(Extracted records)
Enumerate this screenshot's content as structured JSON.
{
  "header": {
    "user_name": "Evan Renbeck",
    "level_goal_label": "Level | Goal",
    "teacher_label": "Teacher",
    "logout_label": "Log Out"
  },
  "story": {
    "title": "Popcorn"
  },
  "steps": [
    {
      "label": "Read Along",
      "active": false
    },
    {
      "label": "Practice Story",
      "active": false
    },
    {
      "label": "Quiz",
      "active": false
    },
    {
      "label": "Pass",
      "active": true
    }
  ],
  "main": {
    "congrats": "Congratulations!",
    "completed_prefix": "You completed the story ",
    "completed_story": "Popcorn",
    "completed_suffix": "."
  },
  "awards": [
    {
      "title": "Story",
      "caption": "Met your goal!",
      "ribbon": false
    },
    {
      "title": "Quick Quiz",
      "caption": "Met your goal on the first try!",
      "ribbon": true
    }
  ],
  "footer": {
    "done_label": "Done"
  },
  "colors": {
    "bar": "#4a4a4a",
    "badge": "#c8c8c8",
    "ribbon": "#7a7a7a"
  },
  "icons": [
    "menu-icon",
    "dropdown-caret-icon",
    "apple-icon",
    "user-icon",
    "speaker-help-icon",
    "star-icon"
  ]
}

EXERCISE TASK: Reproduce the entries above in full by retyping them exactly.

ANSWER TO THE PROBLEM:
Enumerate this screenshot's content as structured JSON.
{
  "header": {
    "user_name": "Evan Renbeck",
    "level_goal_label": "Level | Goal",
    "teacher_label": "Teacher",
    "logout_label": "Log Out"
  },
  "story": {
    "title": "Popcorn"
  },
  "steps": [
    {
      "label": "Read Along",
      "active": false
    },
    {
      "label": "Practice Story",
      "active": false
    },
    {
      "label": "Quiz",
      "active": false
    },
    {
      "label": "Pass",
      "active": true
    }
  ],
  "main": {
    "congrats": "Congratulations!",
    "completed_prefix": "You completed the story ",
    "completed_story": "Popcorn",
    "completed_suffix": "."
  },
  "awards": [
    {
      "title": "Story",
      "caption": "Met your goal!",
      "ribbon": false
    },
    {
      "title": "Quick Quiz",
      "caption": "Met your goal on the first try!",
      "ribbon": true
    }
  ],
  "footer": {
    "done_label": "Done"
  },
  "colors": {
    "bar": "#4a4a4a",
    "badge": "#c8c8c8",
    "ribbon": "#7a7a7a"
  },
  "icons": [
    "menu-icon",
    "dropdown-caret-icon",
    "apple-icon",
    "user-icon",
    "speaker-help-icon",
    "star-icon"
  ]
}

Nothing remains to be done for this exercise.